Reproduce all of the material word for word.
• • • • •
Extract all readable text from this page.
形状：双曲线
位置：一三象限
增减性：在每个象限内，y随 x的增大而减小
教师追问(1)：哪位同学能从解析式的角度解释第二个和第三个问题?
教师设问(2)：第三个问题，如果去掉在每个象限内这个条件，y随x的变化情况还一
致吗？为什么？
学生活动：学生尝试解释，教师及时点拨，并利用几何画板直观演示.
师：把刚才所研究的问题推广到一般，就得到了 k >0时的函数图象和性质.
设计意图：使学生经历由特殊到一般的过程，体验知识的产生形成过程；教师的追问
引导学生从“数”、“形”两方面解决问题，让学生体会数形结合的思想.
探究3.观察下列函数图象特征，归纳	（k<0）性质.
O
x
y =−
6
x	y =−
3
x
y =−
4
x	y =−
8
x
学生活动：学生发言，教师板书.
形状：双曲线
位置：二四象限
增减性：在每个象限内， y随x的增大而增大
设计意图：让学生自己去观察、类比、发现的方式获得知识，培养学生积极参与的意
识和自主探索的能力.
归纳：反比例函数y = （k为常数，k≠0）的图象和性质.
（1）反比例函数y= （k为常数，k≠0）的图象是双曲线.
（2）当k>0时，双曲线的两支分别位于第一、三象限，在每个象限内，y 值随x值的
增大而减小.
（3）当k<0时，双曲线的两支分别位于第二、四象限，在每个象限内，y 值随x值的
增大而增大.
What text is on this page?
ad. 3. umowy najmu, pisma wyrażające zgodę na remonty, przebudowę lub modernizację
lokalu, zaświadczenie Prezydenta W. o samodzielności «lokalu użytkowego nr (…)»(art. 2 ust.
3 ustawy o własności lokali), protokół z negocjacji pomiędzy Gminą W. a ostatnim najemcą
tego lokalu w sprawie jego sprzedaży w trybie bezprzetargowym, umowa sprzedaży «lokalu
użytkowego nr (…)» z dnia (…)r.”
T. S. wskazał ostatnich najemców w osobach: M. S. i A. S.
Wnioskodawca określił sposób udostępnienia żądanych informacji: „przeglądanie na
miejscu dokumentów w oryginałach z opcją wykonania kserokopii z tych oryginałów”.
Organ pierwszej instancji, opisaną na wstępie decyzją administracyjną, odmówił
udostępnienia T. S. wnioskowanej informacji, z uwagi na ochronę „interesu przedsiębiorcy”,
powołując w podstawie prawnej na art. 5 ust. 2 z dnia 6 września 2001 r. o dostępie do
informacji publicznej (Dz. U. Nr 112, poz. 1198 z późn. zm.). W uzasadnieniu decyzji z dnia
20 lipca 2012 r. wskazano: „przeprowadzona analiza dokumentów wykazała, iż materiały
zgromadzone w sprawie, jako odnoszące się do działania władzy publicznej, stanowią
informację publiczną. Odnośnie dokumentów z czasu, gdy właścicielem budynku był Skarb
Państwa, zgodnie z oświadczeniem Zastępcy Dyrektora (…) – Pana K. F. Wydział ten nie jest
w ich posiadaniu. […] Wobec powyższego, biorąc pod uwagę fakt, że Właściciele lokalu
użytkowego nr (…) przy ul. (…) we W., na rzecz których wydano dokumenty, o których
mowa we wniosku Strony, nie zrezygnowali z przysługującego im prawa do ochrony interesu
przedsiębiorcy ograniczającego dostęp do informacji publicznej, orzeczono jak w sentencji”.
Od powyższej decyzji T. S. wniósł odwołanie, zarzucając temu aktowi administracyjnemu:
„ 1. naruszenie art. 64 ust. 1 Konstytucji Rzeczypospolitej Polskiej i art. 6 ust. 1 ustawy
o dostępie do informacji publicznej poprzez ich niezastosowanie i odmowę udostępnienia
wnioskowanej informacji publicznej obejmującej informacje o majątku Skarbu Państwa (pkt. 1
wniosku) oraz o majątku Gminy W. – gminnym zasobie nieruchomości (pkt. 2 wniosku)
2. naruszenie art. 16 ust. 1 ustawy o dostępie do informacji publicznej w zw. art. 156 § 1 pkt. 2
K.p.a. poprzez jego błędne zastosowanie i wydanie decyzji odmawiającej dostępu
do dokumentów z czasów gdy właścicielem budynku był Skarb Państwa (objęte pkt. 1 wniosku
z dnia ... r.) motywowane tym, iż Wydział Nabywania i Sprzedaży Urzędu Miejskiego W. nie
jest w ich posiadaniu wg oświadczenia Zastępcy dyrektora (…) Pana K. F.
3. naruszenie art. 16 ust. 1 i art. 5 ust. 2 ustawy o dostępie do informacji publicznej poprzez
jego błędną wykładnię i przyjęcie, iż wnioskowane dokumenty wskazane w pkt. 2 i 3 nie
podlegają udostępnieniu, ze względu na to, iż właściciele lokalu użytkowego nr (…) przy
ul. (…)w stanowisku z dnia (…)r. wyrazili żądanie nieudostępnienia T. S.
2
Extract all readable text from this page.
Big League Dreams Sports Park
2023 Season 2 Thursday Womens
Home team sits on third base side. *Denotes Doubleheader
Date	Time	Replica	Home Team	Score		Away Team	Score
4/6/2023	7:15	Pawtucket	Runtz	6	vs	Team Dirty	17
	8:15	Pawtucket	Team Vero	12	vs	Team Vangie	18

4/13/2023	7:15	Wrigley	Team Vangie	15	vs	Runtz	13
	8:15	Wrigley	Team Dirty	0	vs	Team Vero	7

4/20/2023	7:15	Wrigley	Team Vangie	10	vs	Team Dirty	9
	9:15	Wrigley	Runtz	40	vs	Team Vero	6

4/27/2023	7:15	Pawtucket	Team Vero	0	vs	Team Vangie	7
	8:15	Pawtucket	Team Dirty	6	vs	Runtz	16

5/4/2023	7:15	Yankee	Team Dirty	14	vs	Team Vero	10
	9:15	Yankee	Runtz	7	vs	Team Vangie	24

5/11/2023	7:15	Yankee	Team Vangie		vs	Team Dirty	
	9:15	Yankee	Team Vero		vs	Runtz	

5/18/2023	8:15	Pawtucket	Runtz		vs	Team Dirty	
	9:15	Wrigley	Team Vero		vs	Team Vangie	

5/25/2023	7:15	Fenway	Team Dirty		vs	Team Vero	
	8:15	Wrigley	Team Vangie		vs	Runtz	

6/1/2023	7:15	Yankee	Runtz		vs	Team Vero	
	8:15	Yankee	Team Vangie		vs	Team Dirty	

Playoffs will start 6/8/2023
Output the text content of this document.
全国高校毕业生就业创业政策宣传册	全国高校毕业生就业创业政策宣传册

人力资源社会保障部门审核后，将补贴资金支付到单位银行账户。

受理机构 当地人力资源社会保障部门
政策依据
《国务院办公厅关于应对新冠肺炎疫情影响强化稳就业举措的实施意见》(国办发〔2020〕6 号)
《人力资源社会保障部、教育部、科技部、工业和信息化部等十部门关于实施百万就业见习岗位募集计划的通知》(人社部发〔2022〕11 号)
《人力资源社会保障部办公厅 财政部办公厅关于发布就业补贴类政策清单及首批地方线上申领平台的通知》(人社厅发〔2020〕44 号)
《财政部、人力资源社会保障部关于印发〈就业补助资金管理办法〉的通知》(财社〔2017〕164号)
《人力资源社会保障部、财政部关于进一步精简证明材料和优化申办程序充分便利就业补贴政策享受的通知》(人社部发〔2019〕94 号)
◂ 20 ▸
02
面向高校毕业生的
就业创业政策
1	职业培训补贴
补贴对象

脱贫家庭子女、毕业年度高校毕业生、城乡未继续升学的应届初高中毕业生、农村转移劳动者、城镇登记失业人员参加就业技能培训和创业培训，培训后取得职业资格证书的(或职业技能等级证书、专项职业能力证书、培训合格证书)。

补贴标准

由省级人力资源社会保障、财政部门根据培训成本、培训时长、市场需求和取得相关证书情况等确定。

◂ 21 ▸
• • • • •
[Answer for the task]:
Extract all readable text from this page.
形状：双曲线
位置：一三象限
增减性：在每个象限内，y随 x的增大而减小
教师追问(1)：哪位同学能从解析式的角度解释第二个和第三个问题?
教师设问(2)：第三个问题，如果去掉在每个象限内这个条件，y随x的变化情况还一
致吗？为什么？
学生活动：学生尝试解释，教师及时点拨，并利用几何画板直观演示.
师：把刚才所研究的问题推广到一般，就得到了 k >0时的函数图象和性质.
设计意图：使学生经历由特殊到一般的过程，体验知识的产生形成过程；教师的追问
引导学生从“数”、“形”两方面解决问题，让学生体会数形结合的思想.
探究3.观察下列函数图象特征，归纳	（k<0）性质.
O
x
y =−
6
x	y =−
3
x
y =−
4
x	y =−
8
x
学生活动：学生发言，教师板书.
形状：双曲线
位置：二四象限
增减性：在每个象限内， y随x的增大而增大
设计意图：让学生自己去观察、类比、发现的方式获得知识，培养学生积极参与的意
识和自主探索的能力.
归纳：反比例函数y = （k为常数，k≠0）的图象和性质.
（1）反比例函数y= （k为常数，k≠0）的图象是双曲线.
（2）当k>0时，双曲线的两支分别位于第一、三象限，在每个象限内，y 值随x值的
增大而减小.
（3）当k<0时，双曲线的两支分别位于第二、四象限，在每个象限内，y 值随x值的
增大而增大.
What text is on this page?
ad. 3. umowy najmu, pisma wyrażające zgodę na remonty, przebudowę lub modernizację
lokalu, zaświadczenie Prezydenta W. o samodzielności «lokalu użytkowego nr (…)»(art. 2 ust.
3 ustawy o własności lokali), protokół z negocjacji pomiędzy Gminą W. a ostatnim najemcą
tego lokalu w sprawie jego sprzedaży w trybie bezprzetargowym, umowa sprzedaży «lokalu
użytkowego nr (…)» z dnia (…)r.”
T. S. wskazał ostatnich najemców w osobach: M. S. i A. S.
Wnioskodawca określił sposób udostępnienia żądanych informacji: „przeglądanie na
miejscu dokumentów w oryginałach z opcją wykonania kserokopii z tych oryginałów”.
Organ pierwszej instancji, opisaną na wstępie decyzją administracyjną, odmówił
udostępnienia T. S. wnioskowanej informacji, z uwagi na ochronę „interesu przedsiębiorcy”,
powołując w podstawie prawnej na art. 5 ust. 2 z dnia 6 września 2001 r. o dostępie do
informacji publicznej (Dz. U. Nr 112, poz. 1198 z późn. zm.). W uzasadnieniu decyzji z dnia
20 lipca 2012 r. wskazano: „przeprowadzona analiza dokumentów wykazała, iż materiały
zgromadzone w sprawie, jako odnoszące się do działania władzy publicznej, stanowią
informację publiczną. Odnośnie dokumentów z czasu, gdy właścicielem budynku był Skarb
Państwa, zgodnie z oświadczeniem Zastępcy Dyrektora (…) – Pana K. F. Wydział ten nie jest
w ich posiadaniu. […] Wobec powyższego, biorąc pod uwagę fakt, że Właściciele lokalu
użytkowego nr (…) przy ul. (…) we W., na rzecz których wydano dokumenty, o których
mowa we wniosku Strony, nie zrezygnowali z przysługującego im prawa do ochrony interesu
przedsiębiorcy ograniczającego dostęp do informacji publicznej, orzeczono jak w sentencji”.
Od powyższej decyzji T. S. wniósł odwołanie, zarzucając temu aktowi administracyjnemu:
„ 1. naruszenie art. 64 ust. 1 Konstytucji Rzeczypospolitej Polskiej i art. 6 ust. 1 ustawy
o dostępie do informacji publicznej poprzez ich niezastosowanie i odmowę udostępnienia
wnioskowanej informacji publicznej obejmującej informacje o majątku Skarbu Państwa (pkt. 1
wniosku) oraz o majątku Gminy W. – gminnym zasobie nieruchomości (pkt. 2 wniosku)
2. naruszenie art. 16 ust. 1 ustawy o dostępie do informacji publicznej w zw. art. 156 § 1 pkt. 2
K.p.a. poprzez jego błędne zastosowanie i wydanie decyzji odmawiającej dostępu
do dokumentów z czasów gdy właścicielem budynku był Skarb Państwa (objęte pkt. 1 wniosku
z dnia ... r.) motywowane tym, iż Wydział Nabywania i Sprzedaży Urzędu Miejskiego W. nie
jest w ich posiadaniu wg oświadczenia Zastępcy dyrektora (…) Pana K. F.
3. naruszenie art. 16 ust. 1 i art. 5 ust. 2 ustawy o dostępie do informacji publicznej poprzez
jego błędną wykładnię i przyjęcie, iż wnioskowane dokumenty wskazane w pkt. 2 i 3 nie
podlegają udostępnieniu, ze względu na to, iż właściciele lokalu użytkowego nr (…) przy
ul. (…)w stanowisku z dnia (…)r. wyrazili żądanie nieudostępnienia T. S.
2
Extract all readable text from this page.
Big League Dreams Sports Park
2023 Season 2 Thursday Womens
Home team sits on third base side. *Denotes Doubleheader
Date	Time	Replica	Home Team	Score		Away Team	Score
4/6/2023	7:15	Pawtucket	Runtz	6	vs	Team Dirty	17
	8:15	Pawtucket	Team Vero	12	vs	Team Vangie	18

4/13/2023	7:15	Wrigley	Team Vangie	15	vs	Runtz	13
	8:15	Wrigley	Team Dirty	0	vs	Team Vero	7

4/20/2023	7:15	Wrigley	Team Vangie	10	vs	Team Dirty	9
	9:15	Wrigley	Runtz	40	vs	Team Vero	6

4/27/2023	7:15	Pawtucket	Team Vero	0	vs	Team Vangie	7
	8:15	Pawtucket	Team Dirty	6	vs	Runtz	16

5/4/2023	7:15	Yankee	Team Dirty	14	vs	Team Vero	10
	9:15	Yankee	Runtz	7	vs	Team Vangie	24

5/11/2023	7:15	Yankee	Team Vangie		vs	Team Dirty	
	9:15	Yankee	Team Vero		vs	Runtz	

5/18/2023	8:15	Pawtucket	Runtz		vs	Team Dirty	
	9:15	Wrigley	Team Vero		vs	Team Vangie	

5/25/2023	7:15	Fenway	Team Dirty		vs	Team Vero	
	8:15	Wrigley	Team Vangie		vs	Runtz	

6/1/2023	7:15	Yankee	Runtz		vs	Team Vero	
	8:15	Yankee	Team Vangie		vs	Team Dirty	

Playoffs will start 6/8/2023
Output the text content of this document.
全国高校毕业生就业创业政策宣传册	全国高校毕业生就业创业政策宣传册

人力资源社会保障部门审核后，将补贴资金支付到单位银行账户。

受理机构 当地人力资源社会保障部门
政策依据
《国务院办公厅关于应对新冠肺炎疫情影响强化稳就业举措的实施意见》(国办发〔2020〕6 号)
《人力资源社会保障部、教育部、科技部、工业和信息化部等十部门关于实施百万就业见习岗位募集计划的通知》(人社部发〔2022〕11 号)
《人力资源社会保障部办公厅 财政部办公厅关于发布就业补贴类政策清单及首批地方线上申领平台的通知》(人社厅发〔2020〕44 号)
《财政部、人力资源社会保障部关于印发〈就业补助资金管理办法〉的通知》(财社〔2017〕164号)
《人力资源社会保障部、财政部关于进一步精简证明材料和优化申办程序充分便利就业补贴政策享受的通知》(人社部发〔2019〕94 号)
◂ 20 ▸
02
面向高校毕业生的
就业创业政策
1	职业培训补贴
补贴对象

脱贫家庭子女、毕业年度高校毕业生、城乡未继续升学的应届初高中毕业生、农村转移劳动者、城镇登记失业人员参加就业技能培训和创业培训，培训后取得职业资格证书的(或职业技能等级证书、专项职业能力证书、培训合格证书)。

补贴标准

由省级人力资源社会保障、财政部门根据培训成本、培训时长、市场需求和取得相关证书情况等确定。

◂ 21 ▸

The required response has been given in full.